** start DATASET **
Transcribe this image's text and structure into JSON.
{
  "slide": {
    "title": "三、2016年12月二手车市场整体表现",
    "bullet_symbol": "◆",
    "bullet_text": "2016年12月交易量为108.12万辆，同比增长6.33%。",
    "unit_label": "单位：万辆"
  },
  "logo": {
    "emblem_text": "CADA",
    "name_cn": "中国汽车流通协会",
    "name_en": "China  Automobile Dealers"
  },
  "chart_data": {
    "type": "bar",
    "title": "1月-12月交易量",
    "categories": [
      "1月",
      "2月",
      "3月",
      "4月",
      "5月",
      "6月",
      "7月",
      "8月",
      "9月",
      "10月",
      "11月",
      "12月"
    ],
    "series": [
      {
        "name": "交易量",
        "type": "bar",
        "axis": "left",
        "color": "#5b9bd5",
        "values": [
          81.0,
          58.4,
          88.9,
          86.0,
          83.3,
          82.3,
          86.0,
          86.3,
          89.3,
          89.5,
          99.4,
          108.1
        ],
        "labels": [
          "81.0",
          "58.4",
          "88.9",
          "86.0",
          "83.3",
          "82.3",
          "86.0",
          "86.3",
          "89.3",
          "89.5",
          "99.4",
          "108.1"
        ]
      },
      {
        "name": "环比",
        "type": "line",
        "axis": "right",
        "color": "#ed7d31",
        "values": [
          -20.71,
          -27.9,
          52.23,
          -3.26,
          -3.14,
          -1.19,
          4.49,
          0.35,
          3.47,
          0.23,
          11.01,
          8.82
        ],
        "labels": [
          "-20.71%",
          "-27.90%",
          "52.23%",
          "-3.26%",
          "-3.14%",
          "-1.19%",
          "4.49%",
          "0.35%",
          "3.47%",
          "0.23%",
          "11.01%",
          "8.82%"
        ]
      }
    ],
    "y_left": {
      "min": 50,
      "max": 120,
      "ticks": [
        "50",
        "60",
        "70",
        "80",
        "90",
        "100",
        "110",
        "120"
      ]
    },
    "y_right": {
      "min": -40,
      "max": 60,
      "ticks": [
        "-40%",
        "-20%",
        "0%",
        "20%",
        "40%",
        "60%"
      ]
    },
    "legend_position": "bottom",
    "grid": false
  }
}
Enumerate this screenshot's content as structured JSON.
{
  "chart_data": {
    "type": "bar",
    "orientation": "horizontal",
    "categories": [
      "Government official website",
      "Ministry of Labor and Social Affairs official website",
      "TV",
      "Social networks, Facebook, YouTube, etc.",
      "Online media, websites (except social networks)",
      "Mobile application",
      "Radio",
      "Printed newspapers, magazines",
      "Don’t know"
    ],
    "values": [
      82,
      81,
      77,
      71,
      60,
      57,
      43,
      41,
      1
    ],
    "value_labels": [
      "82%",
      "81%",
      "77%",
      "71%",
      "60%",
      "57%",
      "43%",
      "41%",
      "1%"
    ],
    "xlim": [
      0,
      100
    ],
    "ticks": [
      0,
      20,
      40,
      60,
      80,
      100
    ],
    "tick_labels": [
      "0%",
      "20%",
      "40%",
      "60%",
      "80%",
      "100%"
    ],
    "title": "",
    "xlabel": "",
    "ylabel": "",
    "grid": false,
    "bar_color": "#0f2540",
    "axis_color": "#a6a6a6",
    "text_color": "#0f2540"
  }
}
** end DATASET **
INSTRUCTION: Write the listing out again, exactly as it reads.

SOLUTION FOR THIS EXERCISE:
Transcribe this image's text and structure into JSON.
{
  "slide": {
    "title": "三、2016年12月二手车市场整体表现",
    "bullet_symbol": "◆",
    "bullet_text": "2016年12月交易量为108.12万辆，同比增长6.33%。",
    "unit_label": "单位：万辆"
  },
  "logo": {
    "emblem_text": "CADA",
    "name_cn": "中国汽车流通协会",
    "name_en": "China  Automobile Dealers"
  },
  "chart_data": {
    "type": "bar",
    "title": "1月-12月交易量",
    "categories": [
      "1月",
      "2月",
      "3月",
      "4月",
      "5月",
      "6月",
      "7月",
      "8月",
      "9月",
      "10月",
      "11月",
      "12月"
    ],
    "series": [
      {
        "name": "交易量",
        "type": "bar",
        "axis": "left",
        "color": "#5b9bd5",
        "values": [
          81.0,
          58.4,
          88.9,
          86.0,
          83.3,
          82.3,
          86.0,
          86.3,
          89.3,
          89.5,
          99.4,
          108.1
        ],
        "labels": [
          "81.0",
          "58.4",
          "88.9",
          "86.0",
          "83.3",
          "82.3",
          "86.0",
          "86.3",
          "89.3",
          "89.5",
          "99.4",
          "108.1"
        ]
      },
      {
        "name": "环比",
        "type": "line",
        "axis": "right",
        "color": "#ed7d31",
        "values": [
          -20.71,
          -27.9,
          52.23,
          -3.26,
          -3.14,
          -1.19,
          4.49,
          0.35,
          3.47,
          0.23,
          11.01,
          8.82
        ],
        "labels": [
          "-20.71%",
          "-27.90%",
          "52.23%",
          "-3.26%",
          "-3.14%",
          "-1.19%",
          "4.49%",
          "0.35%",
          "3.47%",
          "0.23%",
          "11.01%",
          "8.82%"
        ]
      }
    ],
    "y_left": {
      "min": 50,
      "max": 120,
      "ticks": [
        "50",
        "60",
        "70",
        "80",
        "90",
        "100",
        "110",
        "120"
      ]
    },
    "y_right": {
      "min": -40,
      "max": 60,
      "ticks": [
        "-40%",
        "-20%",
        "0%",
        "20%",
        "40%",
        "60%"
      ]
    },
    "legend_position": "bottom",
    "grid": false
  }
}
Enumerate this screenshot's content as structured JSON.
{
  "chart_data": {
    "type": "bar",
    "orientation": "horizontal",
    "categories": [
      "Government official website",
      "Ministry of Labor and Social Affairs official website",
      "TV",
      "Social networks, Facebook, YouTube, etc.",
      "Online media, websites (except social networks)",
      "Mobile application",
      "Radio",
      "Printed newspapers, magazines",
      "Don’t know"
    ],
    "values": [
      82,
      81,
      77,
      71,
      60,
      57,
      43,
      41,
      1
    ],
    "value_labels": [
      "82%",
      "81%",
      "77%",
      "71%",
      "60%",
      "57%",
      "43%",
      "41%",
      "1%"
    ],
    "xlim": [
      0,
      100
    ],
    "ticks": [
      0,
      20,
      40,
      60,
      80,
      100
    ],
    "tick_labels": [
      "0%",
      "20%",
      "40%",
      "60%",
      "80%",
      "100%"
    ],
    "title": "",
    "xlabel": "",
    "ylabel": "",
    "grid": false,
    "bar_color": "#0f2540",
    "axis_color": "#a6a6a6",
    "text_color": "#0f2540"
  }
}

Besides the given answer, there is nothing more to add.